_WORK INSTRUCTIONS_
Go through the listing and copy each line with the string "SENDERID".
○ ○ ○
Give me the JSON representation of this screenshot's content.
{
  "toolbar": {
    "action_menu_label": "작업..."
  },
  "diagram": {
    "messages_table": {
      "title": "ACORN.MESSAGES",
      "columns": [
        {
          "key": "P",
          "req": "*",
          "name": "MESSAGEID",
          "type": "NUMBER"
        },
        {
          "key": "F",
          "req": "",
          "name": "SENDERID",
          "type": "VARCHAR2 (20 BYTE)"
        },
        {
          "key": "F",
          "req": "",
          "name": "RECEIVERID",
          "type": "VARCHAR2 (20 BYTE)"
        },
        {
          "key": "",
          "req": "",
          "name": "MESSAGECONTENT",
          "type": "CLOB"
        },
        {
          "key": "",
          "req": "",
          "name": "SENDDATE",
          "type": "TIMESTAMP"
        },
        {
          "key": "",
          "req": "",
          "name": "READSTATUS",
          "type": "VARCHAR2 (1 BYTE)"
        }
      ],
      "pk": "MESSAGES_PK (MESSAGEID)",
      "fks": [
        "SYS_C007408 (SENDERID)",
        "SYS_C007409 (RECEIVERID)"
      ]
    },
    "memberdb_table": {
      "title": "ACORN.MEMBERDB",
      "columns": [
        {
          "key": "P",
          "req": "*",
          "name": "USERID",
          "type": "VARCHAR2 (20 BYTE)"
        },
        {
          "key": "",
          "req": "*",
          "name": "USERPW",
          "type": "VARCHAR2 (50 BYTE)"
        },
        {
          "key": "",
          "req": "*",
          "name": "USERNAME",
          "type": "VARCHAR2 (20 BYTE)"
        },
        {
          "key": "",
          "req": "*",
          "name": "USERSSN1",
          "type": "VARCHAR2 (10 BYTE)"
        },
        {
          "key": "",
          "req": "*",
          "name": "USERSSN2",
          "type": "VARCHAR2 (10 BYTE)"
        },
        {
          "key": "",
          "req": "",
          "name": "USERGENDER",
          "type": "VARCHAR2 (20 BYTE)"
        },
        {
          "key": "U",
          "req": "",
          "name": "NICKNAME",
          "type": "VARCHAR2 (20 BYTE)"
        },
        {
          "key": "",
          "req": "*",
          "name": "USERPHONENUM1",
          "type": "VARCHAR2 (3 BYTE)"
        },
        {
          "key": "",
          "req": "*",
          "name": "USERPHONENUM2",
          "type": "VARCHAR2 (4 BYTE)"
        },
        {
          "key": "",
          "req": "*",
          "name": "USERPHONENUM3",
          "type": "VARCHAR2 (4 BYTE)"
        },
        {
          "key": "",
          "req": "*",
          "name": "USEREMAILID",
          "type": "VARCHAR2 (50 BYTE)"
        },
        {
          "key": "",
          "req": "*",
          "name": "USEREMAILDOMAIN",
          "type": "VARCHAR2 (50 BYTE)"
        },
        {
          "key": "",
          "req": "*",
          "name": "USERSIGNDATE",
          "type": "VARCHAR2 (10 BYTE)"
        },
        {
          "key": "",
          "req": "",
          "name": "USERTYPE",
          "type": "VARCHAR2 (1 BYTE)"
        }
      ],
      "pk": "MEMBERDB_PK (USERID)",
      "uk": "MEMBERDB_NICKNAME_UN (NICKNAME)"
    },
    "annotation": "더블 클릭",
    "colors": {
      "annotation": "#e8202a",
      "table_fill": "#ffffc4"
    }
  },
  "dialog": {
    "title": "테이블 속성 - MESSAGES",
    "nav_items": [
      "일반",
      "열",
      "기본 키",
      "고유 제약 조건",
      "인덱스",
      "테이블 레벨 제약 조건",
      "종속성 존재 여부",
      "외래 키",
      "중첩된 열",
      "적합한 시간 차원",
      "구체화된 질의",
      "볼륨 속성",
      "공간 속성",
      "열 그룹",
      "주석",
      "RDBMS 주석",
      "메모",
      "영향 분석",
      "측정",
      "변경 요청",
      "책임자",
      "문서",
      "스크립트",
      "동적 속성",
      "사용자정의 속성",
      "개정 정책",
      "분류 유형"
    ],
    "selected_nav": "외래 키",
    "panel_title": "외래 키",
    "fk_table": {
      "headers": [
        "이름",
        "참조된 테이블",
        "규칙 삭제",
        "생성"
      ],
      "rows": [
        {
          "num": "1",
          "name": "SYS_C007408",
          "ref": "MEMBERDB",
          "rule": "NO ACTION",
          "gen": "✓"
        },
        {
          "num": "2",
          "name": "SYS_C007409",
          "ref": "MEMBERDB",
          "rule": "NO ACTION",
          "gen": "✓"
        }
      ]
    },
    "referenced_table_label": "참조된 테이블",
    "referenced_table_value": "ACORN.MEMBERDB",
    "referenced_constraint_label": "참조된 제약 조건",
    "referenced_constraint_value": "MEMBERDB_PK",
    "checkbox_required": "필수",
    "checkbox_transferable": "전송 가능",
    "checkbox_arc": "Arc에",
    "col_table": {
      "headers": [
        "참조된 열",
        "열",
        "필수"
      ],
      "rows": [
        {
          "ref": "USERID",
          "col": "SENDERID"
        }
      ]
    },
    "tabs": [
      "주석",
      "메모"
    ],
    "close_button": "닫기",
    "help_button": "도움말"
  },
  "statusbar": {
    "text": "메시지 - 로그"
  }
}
○ ○ ○
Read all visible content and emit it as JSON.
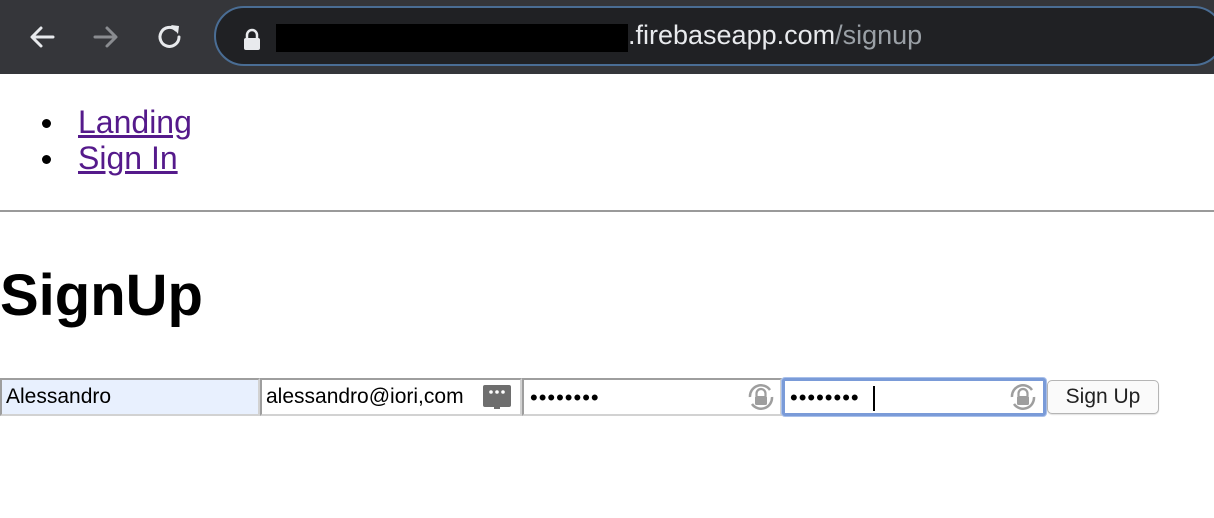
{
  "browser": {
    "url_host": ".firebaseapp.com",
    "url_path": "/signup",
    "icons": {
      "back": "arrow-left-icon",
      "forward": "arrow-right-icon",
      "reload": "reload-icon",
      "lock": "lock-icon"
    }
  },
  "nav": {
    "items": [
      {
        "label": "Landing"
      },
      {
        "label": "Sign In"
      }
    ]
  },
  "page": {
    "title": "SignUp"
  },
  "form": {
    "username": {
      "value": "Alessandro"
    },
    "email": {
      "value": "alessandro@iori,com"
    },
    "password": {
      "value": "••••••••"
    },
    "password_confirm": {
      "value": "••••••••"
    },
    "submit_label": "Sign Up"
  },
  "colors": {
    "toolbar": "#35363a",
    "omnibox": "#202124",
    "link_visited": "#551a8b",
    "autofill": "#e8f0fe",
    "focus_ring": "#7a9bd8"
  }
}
○ ○ ○
_ANSWER TO THIS TASK_
          "name": "SENDERID",
        "SYS_C007408 (SENDERID)",
          "col": "SENDERID"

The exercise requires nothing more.